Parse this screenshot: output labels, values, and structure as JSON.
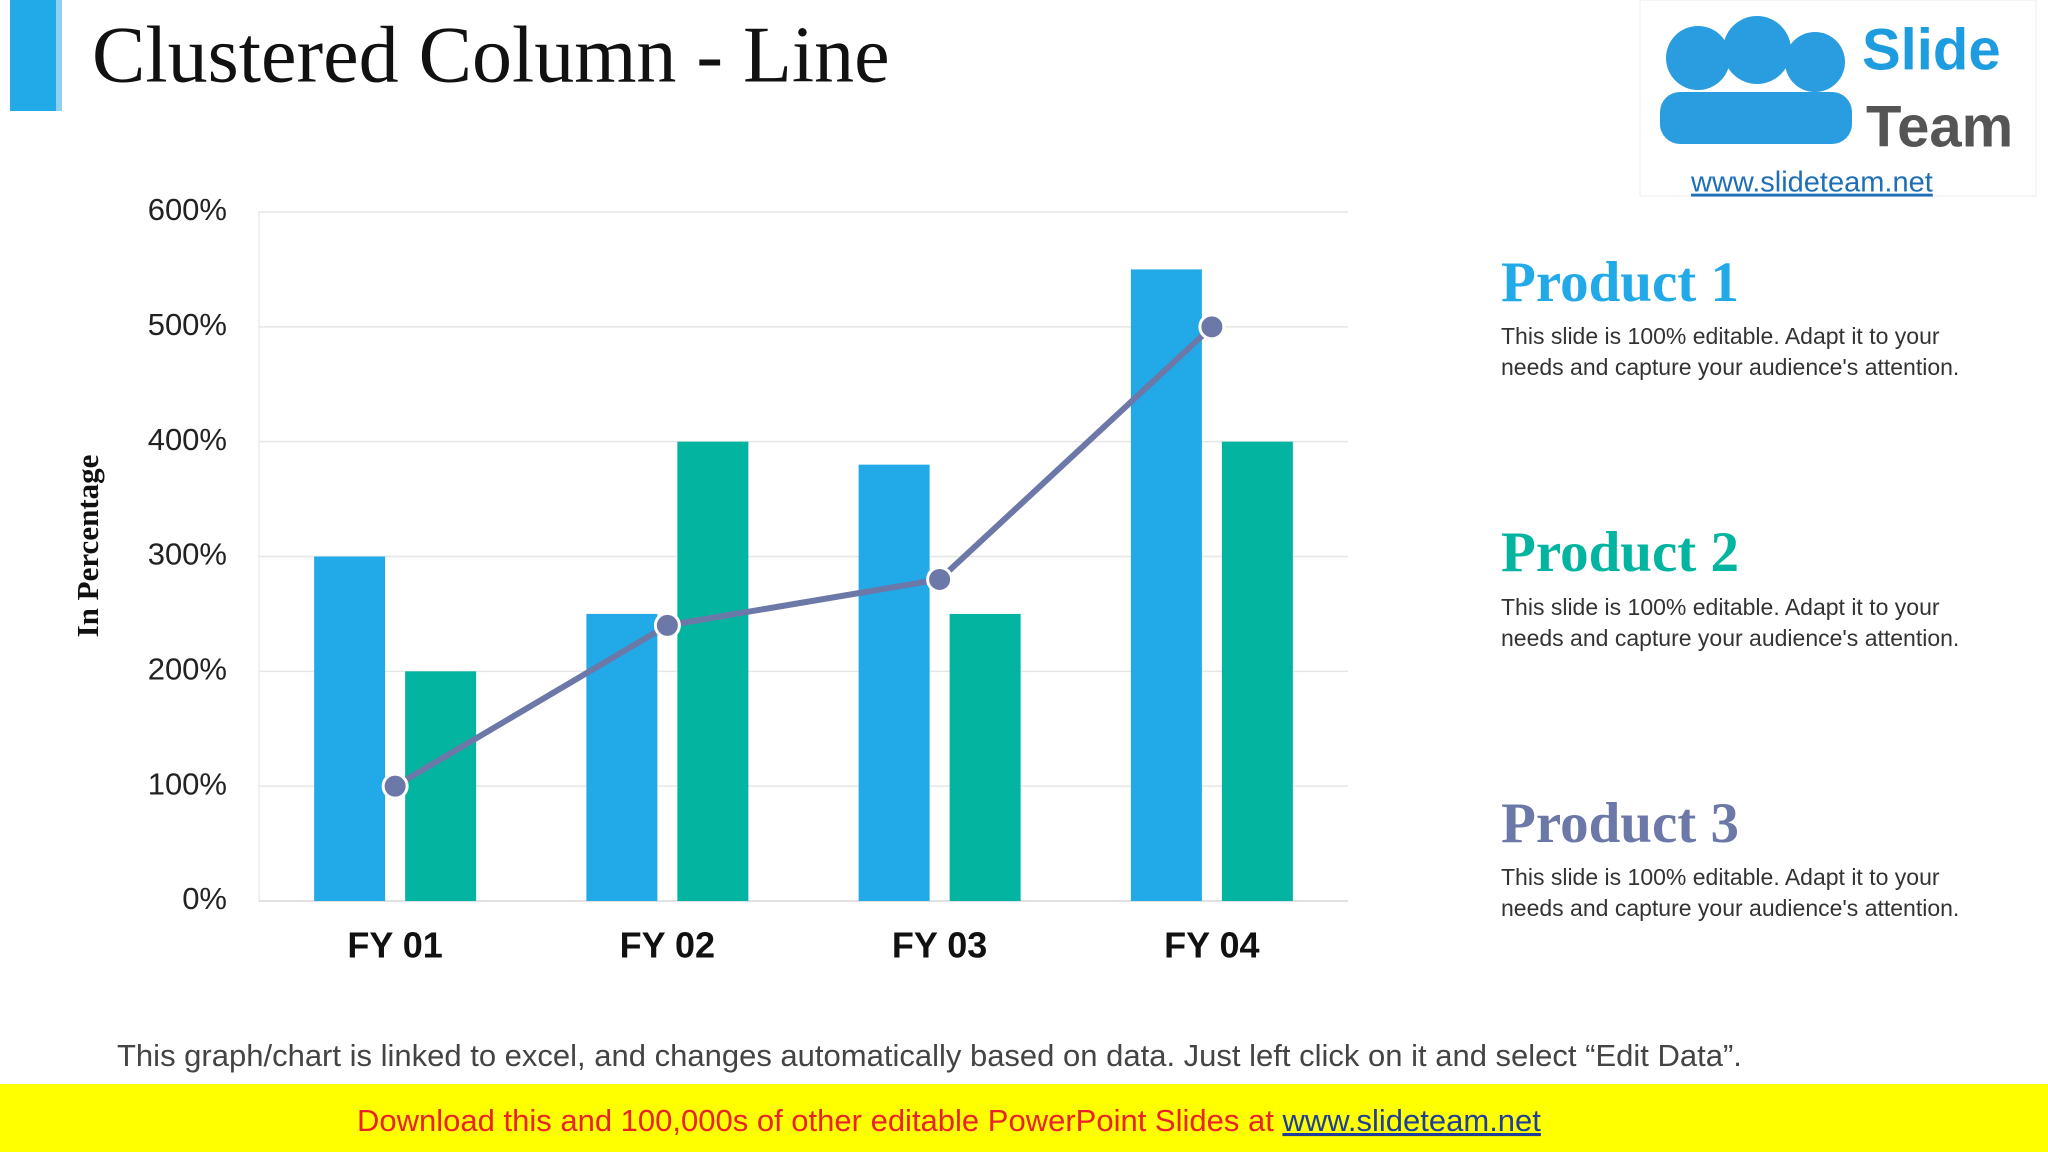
{
  "chart_data": {
    "type": "bar",
    "title": "Clustered Column - Line",
    "ylabel": "In Percentage",
    "categories": [
      "FY 01",
      "FY 02",
      "FY 03",
      "FY 04"
    ],
    "series": [
      {
        "name": "Product 1",
        "color": "#22aae8",
        "values": [
          300,
          250,
          380,
          550
        ]
      },
      {
        "name": "Product 2",
        "color": "#03b4a0",
        "values": [
          200,
          400,
          250,
          400
        ]
      },
      {
        "name": "Product 3",
        "color": "#6b78a8",
        "type": "line",
        "values": [
          100,
          240,
          280,
          500
        ]
      }
    ],
    "ylim": [
      0,
      600
    ],
    "yticks": [
      {
        "value": 0,
        "label": "0%"
      },
      {
        "value": 100,
        "label": "100%"
      },
      {
        "value": 200,
        "label": "200%"
      },
      {
        "value": 300,
        "label": "300%"
      },
      {
        "value": 400,
        "label": "400%"
      },
      {
        "value": 500,
        "label": "500%"
      },
      {
        "value": 600,
        "label": "600%"
      }
    ],
    "grid": true
  },
  "side_notes": [
    "This slide is 100% editable. Adapt it to your needs and capture your audience's attention.",
    "This slide is 100% editable. Adapt it to your needs and capture your audience's attention.",
    "This slide is 100% editable. Adapt it to your needs and capture your audience's attention."
  ],
  "logo": {
    "word1": "Slide",
    "word2": "Team",
    "url": "www.slideteam.net"
  },
  "footer": {
    "note": "This graph/chart is linked to excel, and changes automatically based on data. Just left click on it and select “Edit Data”.",
    "banner": "Download this and 100,000s of other editable PowerPoint Slides at",
    "banner_link": "www.slideteam.net"
  }
}
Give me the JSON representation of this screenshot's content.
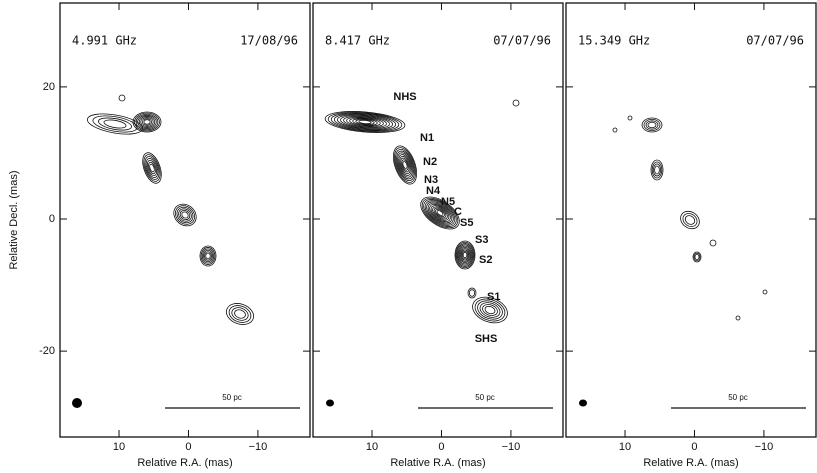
{
  "chart_data": {
    "type": "contour",
    "ylabel": "Relative Decl. (mas)",
    "xlim": [
      18.5,
      -17.5
    ],
    "ylim": [
      -33,
      32.7
    ],
    "xticks": [
      10,
      0,
      {
        "value": -10,
        "label": "−10"
      }
    ],
    "yticks": [
      -20,
      0,
      20
    ],
    "panels": [
      {
        "xlabel": "Relative R.A. (mas)",
        "frequency": "4.991 GHz",
        "date": "17/08/96",
        "scale_bar": "50 pc"
      },
      {
        "xlabel": "Relative R.A. (mas)",
        "frequency": "8.417 GHz",
        "date": "07/07/96",
        "scale_bar": "50 pc"
      },
      {
        "xlabel": "Relative R.A. (mas)",
        "frequency": "15.349 GHz",
        "date": "07/07/96",
        "scale_bar": "50 pc"
      }
    ],
    "annotations": [
      "NHS",
      "N1",
      "N2",
      "N3",
      "N4",
      "N5",
      "C",
      "S5",
      "S3",
      "S2",
      "S1",
      "SHS"
    ]
  }
}
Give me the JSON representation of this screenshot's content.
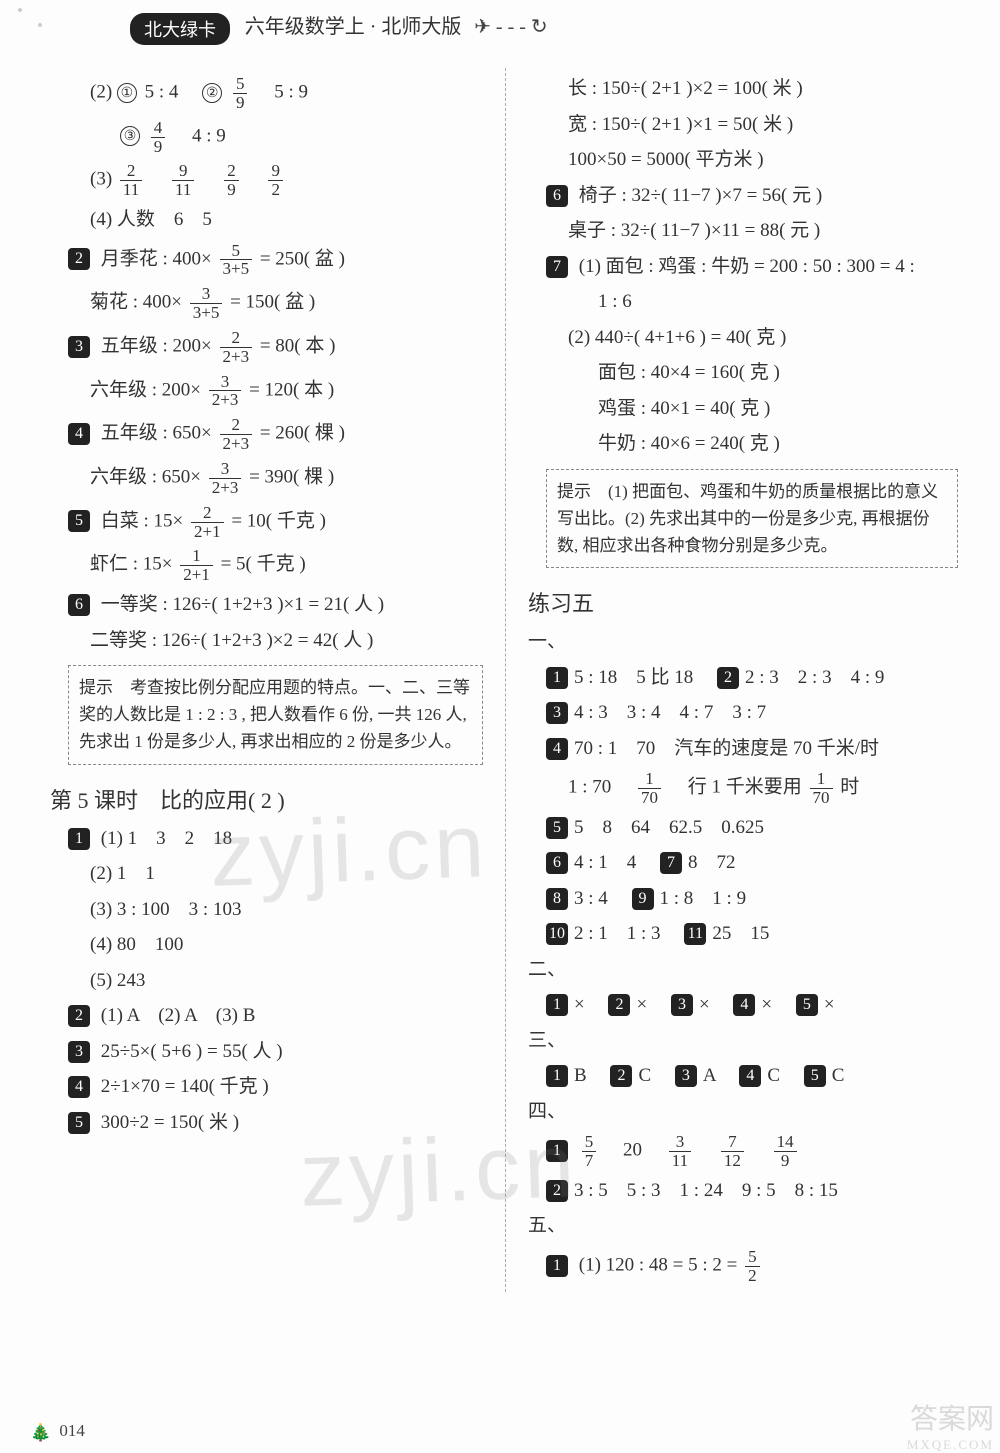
{
  "header": {
    "badge": "北大绿卡",
    "title": "六年级数学上 · 北师大版"
  },
  "left": {
    "l1a": "(2) ",
    "l1c1": "①",
    "l1b": " 5 : 4　",
    "l1c2": "②",
    "f1n": "5",
    "f1d": "9",
    "l1c": "　5 : 9",
    "l2c": "③",
    "f2n": "4",
    "f2d": "9",
    "l2b": "　4 : 9",
    "l3a": "(3) ",
    "f3an": "2",
    "f3ad": "11",
    "f3bn": "9",
    "f3bd": "11",
    "f3cn": "2",
    "f3cd": "9",
    "f3dn": "9",
    "f3dd": "2",
    "l4": "(4) 人数　6　5",
    "b2": "2",
    "l5a": "月季花 : 400×",
    "f5n": "5",
    "f5d": "3+5",
    "l5b": "= 250( 盆 )",
    "l6a": "菊花 : 400×",
    "f6n": "3",
    "f6d": "3+5",
    "l6b": "= 150( 盆 )",
    "b3": "3",
    "l7a": "五年级 : 200×",
    "f7n": "2",
    "f7d": "2+3",
    "l7b": "= 80( 本 )",
    "l8a": "六年级 : 200×",
    "f8n": "3",
    "f8d": "2+3",
    "l8b": "= 120( 本 )",
    "b4": "4",
    "l9a": "五年级 : 650×",
    "f9n": "2",
    "f9d": "2+3",
    "l9b": "= 260( 棵 )",
    "l10a": "六年级 : 650×",
    "f10n": "3",
    "f10d": "2+3",
    "l10b": "= 390( 棵 )",
    "b5": "5",
    "l11a": "白菜 : 15×",
    "f11n": "2",
    "f11d": "2+1",
    "l11b": "= 10( 千克 )",
    "l12a": "虾仁 : 15×",
    "f12n": "1",
    "f12d": "2+1",
    "l12b": "= 5( 千克 )",
    "b6": "6",
    "l13": "一等奖 : 126÷( 1+2+3 )×1 = 21( 人 )",
    "l14": "二等奖 : 126÷( 1+2+3 )×2 = 42( 人 )",
    "hint1": "提示　考查按比例分配应用题的特点。一、二、三等奖的人数比是 1 : 2 : 3 , 把人数看作 6 份, 一共 126 人, 先求出 1 份是多少人, 再求出相应的 2 份是多少人。",
    "sec": "第 5 课时　比的应用( 2 )",
    "bA1": "1",
    "lA1": "(1) 1　3　2　18",
    "lA2": "(2) 1　1",
    "lA3": "(3) 3 : 100　3 : 103",
    "lA4": "(4) 80　100",
    "lA5": "(5) 243",
    "bA2": "2",
    "lA6": "(1) A　(2) A　(3) B",
    "bA3": "3",
    "lA7": "25÷5×( 5+6 ) = 55( 人 )",
    "bA4": "4",
    "lA8": "2÷1×70 = 140( 千克 )",
    "bA5": "5",
    "lA9": "300÷2 = 150( 米 )"
  },
  "right": {
    "r1": "长 : 150÷( 2+1 )×2 = 100( 米 )",
    "r2": "宽 : 150÷( 2+1 )×1 = 50( 米 )",
    "r3": "100×50 = 5000( 平方米 )",
    "b6": "6",
    "r4": "椅子 : 32÷( 11−7 )×7 = 56( 元 )",
    "r5": "桌子 : 32÷( 11−7 )×11 = 88( 元 )",
    "b7": "7",
    "r6": "(1) 面包 : 鸡蛋 : 牛奶 = 200 : 50 : 300 = 4 :",
    "r6b": "1 : 6",
    "r7": "(2) 440÷( 4+1+6 ) = 40( 克 )",
    "r8": "面包 : 40×4 = 160( 克 )",
    "r9": "鸡蛋 : 40×1 = 40( 克 )",
    "r10": "牛奶 : 40×6 = 240( 克 )",
    "hint2": "提示　(1) 把面包、鸡蛋和牛奶的质量根据比的意义写出比。(2) 先求出其中的一份是多少克, 再根据份数, 相应求出各种食物分别是多少克。",
    "sec2": "练习五",
    "s1": "一、",
    "bB1": "1",
    "rB1": "5 : 18　5 比 18　",
    "bB2": "2",
    "rB2": "2 : 3　2 : 3　4 : 9",
    "bB3": "3",
    "rB3": "4 : 3　3 : 4　4 : 7　3 : 7",
    "bB4": "4",
    "rB4": "70 : 1　70　汽车的速度是 70 千米/时",
    "rB5a": "1 : 70　",
    "fB5n": "1",
    "fB5d": "70",
    "rB5b": "　行 1 千米要用",
    "fB5cn": "1",
    "fB5cd": "70",
    "rB5c": "时",
    "bB5": "5",
    "rB6": "5　8　64　62.5　0.625",
    "bB6": "6",
    "rB7": "4 : 1　4　",
    "bB7": "7",
    "rB7b": "8　72",
    "bB8": "8",
    "rB8": "3 : 4　",
    "bB9": "9",
    "rB8b": "1 : 8　1 : 9",
    "bB10": "10",
    "rB9": "2 : 1　1 : 3　",
    "bB11": "11",
    "rB9b": "25　15",
    "s2": "二、",
    "bC1": "1",
    "x1": "×　",
    "bC2": "2",
    "x2": "×　",
    "bC3": "3",
    "x3": "×　",
    "bC4": "4",
    "x4": "×　",
    "bC5": "5",
    "x5": "×",
    "s3": "三、",
    "bD1": "1",
    "d1": "B　",
    "bD2": "2",
    "d2": "C　",
    "bD3": "3",
    "d3": "A　",
    "bD4": "4",
    "d4": "C　",
    "bD5": "5",
    "d5": "C",
    "s4": "四、",
    "bE1": "1",
    "fE1n": "5",
    "fE1d": "7",
    "e1mid": "　20　",
    "fE2n": "3",
    "fE2d": "11",
    "fE3n": "7",
    "fE3d": "12",
    "fE4n": "14",
    "fE4d": "9",
    "bE2": "2",
    "e2": "3 : 5　5 : 3　1 : 24　9 : 5　8 : 15",
    "s5": "五、",
    "bF1": "1",
    "f1a": "(1) 120 : 48 = 5 : 2 = ",
    "fFn": "5",
    "fFd": "2"
  },
  "footer": {
    "pagenum": "014"
  },
  "watermark": "zyji.cn",
  "corner": {
    "t1": "答案网",
    "t2": "MXQE.COM"
  }
}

Exercise:
Reproduce each line holding the word "slideteam".

Correct output:
    "url": "www.slideteam.net"
    "banner_link": "www.slideteam.net"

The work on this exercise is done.